[Exercise description]: Identify each line containing the word "subtitle" and copy it.

Extracts from a graphics dataset:
━━━

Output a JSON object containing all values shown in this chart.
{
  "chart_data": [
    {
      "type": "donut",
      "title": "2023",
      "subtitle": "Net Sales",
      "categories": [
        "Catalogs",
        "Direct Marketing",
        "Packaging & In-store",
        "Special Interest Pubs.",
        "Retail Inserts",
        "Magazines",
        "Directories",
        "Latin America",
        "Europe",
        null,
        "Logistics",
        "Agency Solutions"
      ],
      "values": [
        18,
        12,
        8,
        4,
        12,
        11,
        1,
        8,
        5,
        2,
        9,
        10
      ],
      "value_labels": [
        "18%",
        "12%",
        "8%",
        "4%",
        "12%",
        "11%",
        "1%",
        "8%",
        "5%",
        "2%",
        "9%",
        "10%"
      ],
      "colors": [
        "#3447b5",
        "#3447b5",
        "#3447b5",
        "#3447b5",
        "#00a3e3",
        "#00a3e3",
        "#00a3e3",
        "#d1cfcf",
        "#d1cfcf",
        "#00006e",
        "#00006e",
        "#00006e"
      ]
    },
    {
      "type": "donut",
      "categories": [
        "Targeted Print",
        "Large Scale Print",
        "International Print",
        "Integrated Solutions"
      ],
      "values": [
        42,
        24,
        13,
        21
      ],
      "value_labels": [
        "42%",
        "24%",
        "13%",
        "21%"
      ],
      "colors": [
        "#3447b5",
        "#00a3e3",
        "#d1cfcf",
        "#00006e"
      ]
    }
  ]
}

━━━

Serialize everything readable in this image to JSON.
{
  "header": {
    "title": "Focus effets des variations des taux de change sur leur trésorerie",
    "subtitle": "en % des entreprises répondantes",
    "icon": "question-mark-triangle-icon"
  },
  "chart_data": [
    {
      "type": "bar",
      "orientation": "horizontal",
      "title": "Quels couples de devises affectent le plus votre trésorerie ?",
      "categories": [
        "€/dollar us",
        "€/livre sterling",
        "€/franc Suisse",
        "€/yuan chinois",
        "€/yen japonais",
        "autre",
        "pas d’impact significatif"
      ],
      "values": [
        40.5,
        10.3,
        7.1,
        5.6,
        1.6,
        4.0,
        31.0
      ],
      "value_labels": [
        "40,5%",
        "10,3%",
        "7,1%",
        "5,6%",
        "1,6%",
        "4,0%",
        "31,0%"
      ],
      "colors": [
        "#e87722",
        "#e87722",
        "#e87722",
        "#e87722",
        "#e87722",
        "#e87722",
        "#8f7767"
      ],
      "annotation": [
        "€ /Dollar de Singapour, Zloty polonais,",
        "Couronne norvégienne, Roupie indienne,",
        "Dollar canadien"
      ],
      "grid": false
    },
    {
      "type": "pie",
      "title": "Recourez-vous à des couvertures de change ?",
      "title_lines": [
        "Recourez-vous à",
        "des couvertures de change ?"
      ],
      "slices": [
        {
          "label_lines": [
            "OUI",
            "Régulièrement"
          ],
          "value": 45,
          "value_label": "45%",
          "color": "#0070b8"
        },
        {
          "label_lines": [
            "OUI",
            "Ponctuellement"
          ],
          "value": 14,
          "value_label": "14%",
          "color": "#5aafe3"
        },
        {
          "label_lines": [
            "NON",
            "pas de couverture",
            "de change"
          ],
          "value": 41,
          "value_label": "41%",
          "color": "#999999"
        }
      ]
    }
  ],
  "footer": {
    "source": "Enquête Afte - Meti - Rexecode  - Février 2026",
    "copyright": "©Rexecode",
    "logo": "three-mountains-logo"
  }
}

━━━

[Written answer]:
      "subtitle": "Net Sales",
    "subtitle": "en % des entreprises répondantes",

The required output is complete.